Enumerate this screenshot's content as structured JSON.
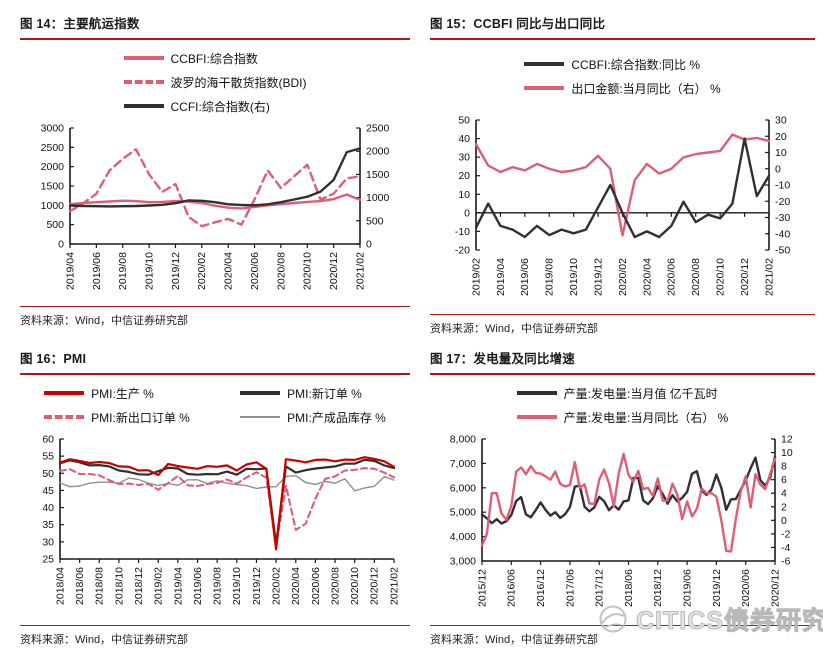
{
  "page": {
    "watermark_text": "CITICS债券研究",
    "source_text": "资料来源：Wind，中信证券研究部"
  },
  "colors": {
    "pink": "#de5e74",
    "dark": "#303030",
    "red": "#cc0000",
    "gray": "#8f8f8f",
    "rule": "#aa1a1a",
    "axis": "#1a1a1a"
  },
  "panels": [
    {
      "title": "图 14：主要航运指数",
      "source": "资料来源：Wind，中信证券研究部",
      "legend": [
        {
          "label": "CCBFI:综合指数",
          "color": "pink",
          "dash": false,
          "thickness": 4
        },
        {
          "label": "波罗的海干散货指数(BDI)",
          "color": "pink",
          "dash": true,
          "thickness": 4
        },
        {
          "label": "CCFI:综合指数(右)",
          "color": "dark",
          "dash": false,
          "thickness": 4
        }
      ]
    },
    {
      "title": "图 15：CCBFI 同比与出口同比",
      "source": "资料来源：Wind，中信证券研究部",
      "legend": [
        {
          "label": "CCBFI:综合指数:同比 %",
          "color": "dark",
          "dash": false,
          "thickness": 4
        },
        {
          "label": "出口金额:当月同比（右） %",
          "color": "pink",
          "dash": false,
          "thickness": 4
        }
      ]
    },
    {
      "title": "图 16：PMI",
      "source": "资料来源：Wind，中信证券研究部",
      "legend": [
        {
          "label": "PMI:生产 %",
          "color": "red",
          "dash": false,
          "thickness": 4
        },
        {
          "label": "PMI:新订单 %",
          "color": "dark",
          "dash": false,
          "thickness": 4
        },
        {
          "label": "PMI:新出口订单 %",
          "color": "pink",
          "dash": true,
          "thickness": 4
        },
        {
          "label": "PMI:产成品库存 %",
          "color": "gray",
          "dash": false,
          "thickness": 2
        }
      ]
    },
    {
      "title": "图 17：发电量及同比增速",
      "source": "资料来源：Wind，中信证券研究部",
      "legend": [
        {
          "label": "产量:发电量:当月值 亿千瓦时",
          "color": "dark",
          "dash": false,
          "thickness": 4
        },
        {
          "label": "产量:发电量:当月同比（右） %",
          "color": "pink",
          "dash": false,
          "thickness": 4
        }
      ]
    }
  ],
  "chart_data": [
    {
      "type": "line",
      "title": "主要航运指数",
      "x_count": 23,
      "x_tick_indices": [
        0,
        2,
        4,
        6,
        8,
        10,
        12,
        14,
        16,
        18,
        20,
        22
      ],
      "x_tick_labels": [
        "2019/04",
        "2019/06",
        "2019/08",
        "2019/10",
        "2019/12",
        "2020/02",
        "2020/04",
        "2020/06",
        "2020/08",
        "2020/10",
        "2020/12",
        "2021/02"
      ],
      "baseline": 0,
      "left_axis": {
        "range": [
          0,
          3000
        ],
        "values": [
          0,
          500,
          1000,
          1500,
          2000,
          2500,
          3000
        ],
        "labels": [
          "0",
          "500",
          "1000",
          "1500",
          "2000",
          "2500",
          "3000"
        ]
      },
      "right_axis": {
        "range": [
          0,
          2500
        ],
        "values": [
          0,
          500,
          1000,
          1500,
          2000,
          2500
        ],
        "labels": [
          "0",
          "500",
          "1000",
          "1500",
          "2000",
          "2500"
        ]
      },
      "series": [
        {
          "name": "CCBFI:综合指数",
          "axis": "left",
          "color": "pink",
          "width": 2.4,
          "dash": null,
          "values": [
            1030,
            1060,
            1080,
            1100,
            1120,
            1110,
            1080,
            1090,
            1110,
            1100,
            1060,
            990,
            940,
            920,
            960,
            1000,
            1030,
            1060,
            1090,
            1110,
            1160,
            1280,
            1140
          ]
        },
        {
          "name": "波罗的海干散货指数(BDI)",
          "axis": "left",
          "color": "pink",
          "width": 2.4,
          "dash": "8,5",
          "values": [
            850,
            1050,
            1300,
            1900,
            2200,
            2450,
            1800,
            1350,
            1550,
            700,
            460,
            560,
            650,
            500,
            1150,
            1900,
            1450,
            1750,
            2050,
            1150,
            1300,
            1700,
            1750
          ]
        },
        {
          "name": "CCFI:综合指数(右)",
          "axis": "right",
          "color": "dark",
          "width": 2.4,
          "dash": null,
          "values": [
            830,
            820,
            815,
            810,
            815,
            820,
            830,
            845,
            880,
            940,
            930,
            900,
            855,
            840,
            835,
            855,
            900,
            960,
            1020,
            1130,
            1380,
            1980,
            2060
          ]
        }
      ]
    },
    {
      "type": "line",
      "title": "CCBFI 同比与出口同比",
      "x_count": 25,
      "x_tick_indices": [
        0,
        2,
        4,
        6,
        8,
        10,
        12,
        14,
        16,
        18,
        20,
        22,
        24
      ],
      "x_tick_labels": [
        "2019/02",
        "2019/04",
        "2019/06",
        "2019/08",
        "2019/10",
        "2019/12",
        "2020/02",
        "2020/04",
        "2020/06",
        "2020/08",
        "2020/10",
        "2020/12",
        "2021/02"
      ],
      "baseline": 0,
      "left_axis": {
        "range": [
          -20,
          50
        ],
        "values": [
          -20,
          -10,
          0,
          10,
          20,
          30,
          40,
          50
        ],
        "labels": [
          "-20",
          "-10",
          "0",
          "10",
          "20",
          "30",
          "40",
          "50"
        ]
      },
      "right_axis": {
        "range": [
          -50,
          30
        ],
        "values": [
          -50,
          -40,
          -30,
          -20,
          -10,
          0,
          10,
          20,
          30
        ],
        "labels": [
          "-50",
          "-40",
          "-30",
          "-20",
          "-10",
          "0",
          "10",
          "20",
          "30"
        ]
      },
      "series": [
        {
          "name": "出口金额:当月同比（右） %",
          "axis": "right",
          "color": "pink",
          "width": 2.4,
          "dash": null,
          "values": [
            15,
            2,
            -2,
            1,
            -1,
            3,
            0,
            -2,
            -1,
            1,
            8,
            0,
            -41,
            -7,
            3,
            -3,
            0,
            7,
            9,
            10,
            11,
            21,
            18,
            19,
            17
          ]
        },
        {
          "name": "CCBFI:综合指数:同比 %",
          "axis": "left",
          "color": "dark",
          "width": 2.4,
          "dash": null,
          "values": [
            -8,
            5,
            -7,
            -9,
            -13,
            -7,
            -12,
            -9,
            -11,
            -9,
            3,
            15,
            0,
            -13,
            -10,
            -13,
            -7,
            6,
            -5,
            -1,
            -3,
            5,
            40,
            9,
            20
          ]
        }
      ]
    },
    {
      "type": "line",
      "title": "PMI",
      "x_count": 35,
      "x_tick_indices": [
        0,
        2,
        4,
        6,
        8,
        10,
        12,
        14,
        16,
        18,
        20,
        22,
        24,
        26,
        28,
        30,
        32,
        34
      ],
      "x_tick_labels": [
        "2018/04",
        "2018/06",
        "2018/08",
        "2018/10",
        "2018/12",
        "2019/02",
        "2019/04",
        "2019/06",
        "2019/08",
        "2019/10",
        "2019/12",
        "2020/02",
        "2020/04",
        "2020/06",
        "2020/08",
        "2020/10",
        "2020/12",
        "2021/02"
      ],
      "baseline": 25,
      "left_axis": {
        "range": [
          25,
          60
        ],
        "values": [
          25,
          30,
          35,
          40,
          45,
          50,
          55,
          60
        ],
        "labels": [
          "25",
          "30",
          "35",
          "40",
          "45",
          "50",
          "55",
          "60"
        ]
      },
      "right_axis": null,
      "series": [
        {
          "name": "PMI:产成品库存 %",
          "axis": "left",
          "color": "gray",
          "width": 1.4,
          "dash": null,
          "values": [
            47.2,
            46.1,
            46.3,
            47.1,
            47.4,
            47.4,
            47.1,
            48.6,
            48.2,
            47.1,
            46.4,
            47.0,
            46.5,
            48.1,
            48.1,
            47.0,
            47.8,
            47.1,
            46.7,
            46.4,
            45.6,
            46.0,
            46.1,
            49.1,
            49.3,
            47.3,
            46.8,
            47.6,
            47.1,
            48.4,
            44.9,
            45.7,
            46.2,
            49.0,
            48.0
          ]
        },
        {
          "name": "PMI:新出口订单 %",
          "axis": "left",
          "color": "pink",
          "width": 2.1,
          "dash": "6,4",
          "values": [
            50.7,
            51.2,
            49.8,
            49.8,
            49.4,
            48.0,
            46.9,
            47.0,
            46.6,
            46.9,
            45.2,
            47.1,
            49.2,
            46.5,
            46.3,
            46.9,
            47.2,
            48.2,
            47.0,
            48.8,
            50.3,
            48.7,
            28.7,
            46.4,
            33.5,
            35.3,
            42.6,
            48.4,
            49.1,
            50.8,
            51.0,
            51.5,
            51.3,
            50.2,
            48.8
          ]
        },
        {
          "name": "PMI:新订单 %",
          "axis": "left",
          "color": "dark",
          "width": 2.2,
          "dash": null,
          "values": [
            52.9,
            53.8,
            53.2,
            52.3,
            52.4,
            52.0,
            50.8,
            50.4,
            49.7,
            49.6,
            50.6,
            51.6,
            51.4,
            49.8,
            49.6,
            49.8,
            49.7,
            50.5,
            49.6,
            51.3,
            51.2,
            51.4,
            29.3,
            52.0,
            50.2,
            50.9,
            51.4,
            51.7,
            52.0,
            52.8,
            52.8,
            53.9,
            53.6,
            52.3,
            51.5
          ]
        },
        {
          "name": "PMI:生产 %",
          "axis": "left",
          "color": "red",
          "width": 2.2,
          "dash": null,
          "values": [
            53.1,
            54.1,
            53.6,
            53.0,
            53.3,
            53.0,
            52.0,
            51.9,
            50.8,
            50.9,
            49.5,
            52.7,
            52.1,
            51.7,
            51.3,
            52.1,
            51.9,
            52.3,
            50.8,
            52.6,
            53.2,
            51.3,
            27.8,
            54.1,
            53.7,
            53.2,
            53.9,
            54.0,
            53.5,
            54.0,
            53.9,
            54.7,
            54.2,
            53.5,
            51.9
          ]
        }
      ]
    },
    {
      "type": "line",
      "title": "发电量及同比增速",
      "x_count": 61,
      "x_tick_indices": [
        0,
        6,
        12,
        18,
        24,
        30,
        36,
        42,
        48,
        54,
        60
      ],
      "x_tick_labels": [
        "2015/12",
        "2016/06",
        "2016/12",
        "2017/06",
        "2017/12",
        "2018/06",
        "2018/12",
        "2019/06",
        "2019/12",
        "2020/06",
        "2020/12"
      ],
      "baseline": 3000,
      "left_axis": {
        "range": [
          3000,
          8000
        ],
        "values": [
          3000,
          4000,
          5000,
          6000,
          7000,
          8000
        ],
        "labels": [
          "3,000",
          "4,000",
          "5,000",
          "6,000",
          "7,000",
          "8,000"
        ]
      },
      "right_axis": {
        "range": [
          -6,
          12
        ],
        "values": [
          -6,
          -4,
          -2,
          0,
          2,
          4,
          6,
          8,
          10,
          12
        ],
        "labels": [
          "-6",
          "-4",
          "-2",
          "0",
          "2",
          "4",
          "6",
          "8",
          "10",
          "12"
        ]
      },
      "series": [
        {
          "name": "产量:发电量:当月值 亿千瓦时",
          "axis": "left",
          "color": "dark",
          "width": 2.4,
          "dash": null,
          "values": [
            4900,
            4750,
            4550,
            4712,
            4535,
            4636,
            4885,
            5459,
            5617,
            4913,
            4790,
            5084,
            5402,
            5100,
            4860,
            4998,
            4767,
            4913,
            5203,
            6047,
            6094,
            5220,
            5038,
            5196,
            5628,
            5450,
            5080,
            5283,
            5107,
            5443,
            5483,
            6400,
            6404,
            5483,
            5330,
            5571,
            6060,
            5750,
            5350,
            5698,
            5440,
            5589,
            5834,
            6573,
            6682,
            5886,
            5714,
            5934,
            6544,
            6000,
            5100,
            5525,
            5543,
            5932,
            6304,
            6801,
            7238,
            6315,
            6094,
            6419,
            7277
          ]
        },
        {
          "name": "产量:发电量:当月同比（右） %",
          "axis": "right",
          "color": "pink",
          "width": 2.4,
          "dash": null,
          "values": [
            -3.7,
            -2.0,
            4.0,
            4.0,
            1.0,
            0.1,
            2.1,
            7.2,
            7.8,
            6.8,
            8.0,
            7.0,
            6.9,
            6.5,
            6.0,
            7.2,
            5.4,
            5.0,
            5.2,
            8.6,
            4.8,
            5.3,
            2.5,
            2.4,
            6.0,
            7.5,
            5.5,
            2.1,
            6.9,
            9.8,
            6.7,
            5.7,
            7.3,
            4.6,
            4.8,
            3.6,
            6.2,
            2.9,
            2.9,
            5.4,
            3.8,
            0.2,
            2.8,
            0.6,
            1.7,
            4.7,
            4.0,
            4.0,
            3.5,
            0.0,
            -4.5,
            -4.6,
            0.3,
            4.3,
            6.5,
            1.9,
            6.8,
            5.3,
            4.6,
            6.8,
            9.1
          ]
        }
      ]
    }
  ]
}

--------------------------------

▶ _Exercise_: Say how many lines of the data include the word "亿千瓦时". Respond with the number alone.

▶ _Final result_: 2